━━━ Exercise input

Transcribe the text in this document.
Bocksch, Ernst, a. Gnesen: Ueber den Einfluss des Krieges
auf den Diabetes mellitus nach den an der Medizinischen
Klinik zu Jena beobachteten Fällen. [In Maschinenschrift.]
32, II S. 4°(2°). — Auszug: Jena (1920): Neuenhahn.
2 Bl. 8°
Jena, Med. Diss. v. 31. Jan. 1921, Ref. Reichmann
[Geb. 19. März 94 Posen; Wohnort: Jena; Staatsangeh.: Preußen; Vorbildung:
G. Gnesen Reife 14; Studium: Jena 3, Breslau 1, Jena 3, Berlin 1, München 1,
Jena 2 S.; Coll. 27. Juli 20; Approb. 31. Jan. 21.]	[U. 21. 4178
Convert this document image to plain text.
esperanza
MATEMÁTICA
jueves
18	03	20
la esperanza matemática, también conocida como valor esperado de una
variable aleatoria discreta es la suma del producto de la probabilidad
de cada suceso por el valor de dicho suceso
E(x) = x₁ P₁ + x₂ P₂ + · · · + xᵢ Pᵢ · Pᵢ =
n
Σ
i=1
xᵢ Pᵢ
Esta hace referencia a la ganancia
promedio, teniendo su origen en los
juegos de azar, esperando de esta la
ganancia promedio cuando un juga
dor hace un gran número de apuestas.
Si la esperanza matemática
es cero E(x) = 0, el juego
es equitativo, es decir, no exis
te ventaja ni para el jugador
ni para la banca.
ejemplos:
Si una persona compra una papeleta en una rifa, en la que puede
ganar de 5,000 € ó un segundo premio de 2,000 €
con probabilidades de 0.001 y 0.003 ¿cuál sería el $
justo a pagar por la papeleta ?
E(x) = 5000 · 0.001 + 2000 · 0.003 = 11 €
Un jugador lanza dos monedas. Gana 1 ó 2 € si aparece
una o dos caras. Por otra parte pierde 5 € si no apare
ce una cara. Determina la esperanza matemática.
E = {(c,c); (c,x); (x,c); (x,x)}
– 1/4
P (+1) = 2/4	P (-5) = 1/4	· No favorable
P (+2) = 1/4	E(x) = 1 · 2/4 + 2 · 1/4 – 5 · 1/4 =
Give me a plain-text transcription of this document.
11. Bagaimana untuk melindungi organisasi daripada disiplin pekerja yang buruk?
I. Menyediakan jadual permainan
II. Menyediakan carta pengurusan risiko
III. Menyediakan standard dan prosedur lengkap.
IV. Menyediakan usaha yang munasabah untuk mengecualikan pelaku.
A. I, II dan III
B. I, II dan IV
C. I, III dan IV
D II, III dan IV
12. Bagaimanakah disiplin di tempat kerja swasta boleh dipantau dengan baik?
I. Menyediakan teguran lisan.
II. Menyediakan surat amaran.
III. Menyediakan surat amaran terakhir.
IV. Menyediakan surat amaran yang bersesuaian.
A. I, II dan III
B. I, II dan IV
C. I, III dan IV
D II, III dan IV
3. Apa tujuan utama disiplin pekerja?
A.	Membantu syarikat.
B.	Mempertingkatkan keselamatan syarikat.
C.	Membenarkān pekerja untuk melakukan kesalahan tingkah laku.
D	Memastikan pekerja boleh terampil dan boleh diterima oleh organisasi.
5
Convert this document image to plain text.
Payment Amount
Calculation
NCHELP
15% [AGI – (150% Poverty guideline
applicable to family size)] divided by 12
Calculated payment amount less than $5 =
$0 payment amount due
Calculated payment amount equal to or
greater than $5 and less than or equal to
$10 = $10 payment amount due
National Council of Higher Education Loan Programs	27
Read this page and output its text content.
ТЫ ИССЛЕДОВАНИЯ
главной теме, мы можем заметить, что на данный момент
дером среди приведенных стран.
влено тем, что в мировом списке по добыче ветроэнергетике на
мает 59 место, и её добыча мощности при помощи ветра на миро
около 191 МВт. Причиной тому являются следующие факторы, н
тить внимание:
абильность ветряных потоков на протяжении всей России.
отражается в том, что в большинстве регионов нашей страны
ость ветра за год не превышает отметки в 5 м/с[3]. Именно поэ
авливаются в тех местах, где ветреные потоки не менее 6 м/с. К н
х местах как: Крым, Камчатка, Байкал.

━━━━━━

**Written request:** Take the entries above and transcribe them exactly.

**Completed exercise:**
Transcribe the text in this document.
Bocksch, Ernst, a. Gnesen: Ueber den Einfluss des Krieges
auf den Diabetes mellitus nach den an der Medizinischen
Klinik zu Jena beobachteten Fällen. [In Maschinenschrift.]
32, II S. 4°(2°). — Auszug: Jena (1920): Neuenhahn.
2 Bl. 8°
Jena, Med. Diss. v. 31. Jan. 1921, Ref. Reichmann
[Geb. 19. März 94 Posen; Wohnort: Jena; Staatsangeh.: Preußen; Vorbildung:
G. Gnesen Reife 14; Studium: Jena 3, Breslau 1, Jena 3, Berlin 1, München 1,
Jena 2 S.; Coll. 27. Juli 20; Approb. 31. Jan. 21.]	[U. 21. 4178
Convert this document image to plain text.
esperanza
MATEMÁTICA
jueves
18	03	20
la esperanza matemática, también conocida como valor esperado de una
variable aleatoria discreta es la suma del producto de la probabilidad
de cada suceso por el valor de dicho suceso
E(x) = x₁ P₁ + x₂ P₂ + · · · + xᵢ Pᵢ · Pᵢ =
n
Σ
i=1
xᵢ Pᵢ
Esta hace referencia a la ganancia
promedio, teniendo su origen en los
juegos de azar, esperando de esta la
ganancia promedio cuando un juga
dor hace un gran número de apuestas.
Si la esperanza matemática
es cero E(x) = 0, el juego
es equitativo, es decir, no exis
te ventaja ni para el jugador
ni para la banca.
ejemplos:
Si una persona compra una papeleta en una rifa, en la que puede
ganar de 5,000 € ó un segundo premio de 2,000 €
con probabilidades de 0.001 y 0.003 ¿cuál sería el $
justo a pagar por la papeleta ?
E(x) = 5000 · 0.001 + 2000 · 0.003 = 11 €
Un jugador lanza dos monedas. Gana 1 ó 2 € si aparece
una o dos caras. Por otra parte pierde 5 € si no apare
ce una cara. Determina la esperanza matemática.
E = {(c,c); (c,x); (x,c); (x,x)}
– 1/4
P (+1) = 2/4	P (-5) = 1/4	· No favorable
P (+2) = 1/4	E(x) = 1 · 2/4 + 2 · 1/4 – 5 · 1/4 =
Give me a plain-text transcription of this document.
11. Bagaimana untuk melindungi organisasi daripada disiplin pekerja yang buruk?
I. Menyediakan jadual permainan
II. Menyediakan carta pengurusan risiko
III. Menyediakan standard dan prosedur lengkap.
IV. Menyediakan usaha yang munasabah untuk mengecualikan pelaku.
A. I, II dan III
B. I, II dan IV
C. I, III dan IV
D II, III dan IV
12. Bagaimanakah disiplin di tempat kerja swasta boleh dipantau dengan baik?
I. Menyediakan teguran lisan.
II. Menyediakan surat amaran.
III. Menyediakan surat amaran terakhir.
IV. Menyediakan surat amaran yang bersesuaian.
A. I, II dan III
B. I, II dan IV
C. I, III dan IV
D II, III dan IV
3. Apa tujuan utama disiplin pekerja?
A.	Membantu syarikat.
B.	Mempertingkatkan keselamatan syarikat.
C.	Membenarkān pekerja untuk melakukan kesalahan tingkah laku.
D	Memastikan pekerja boleh terampil dan boleh diterima oleh organisasi.
5
Convert this document image to plain text.
Payment Amount
Calculation
NCHELP
15% [AGI – (150% Poverty guideline
applicable to family size)] divided by 12
Calculated payment amount less than $5 =
$0 payment amount due
Calculated payment amount equal to or
greater than $5 and less than or equal to
$10 = $10 payment amount due
National Council of Higher Education Loan Programs	27
Read this page and output its text content.
ТЫ ИССЛЕДОВАНИЯ
главной теме, мы можем заметить, что на данный момент
дером среди приведенных стран.
влено тем, что в мировом списке по добыче ветроэнергетике на
мает 59 место, и её добыча мощности при помощи ветра на миро
около 191 МВт. Причиной тому являются следующие факторы, н
тить внимание:
абильность ветряных потоков на протяжении всей России.
отражается в том, что в большинстве регионов нашей страны
ость ветра за год не превышает отметки в 5 м/с[3]. Именно поэ
авливаются в тех местах, где ветреные потоки не менее 6 м/с. К н
х местах как: Крым, Камчатка, Байкал.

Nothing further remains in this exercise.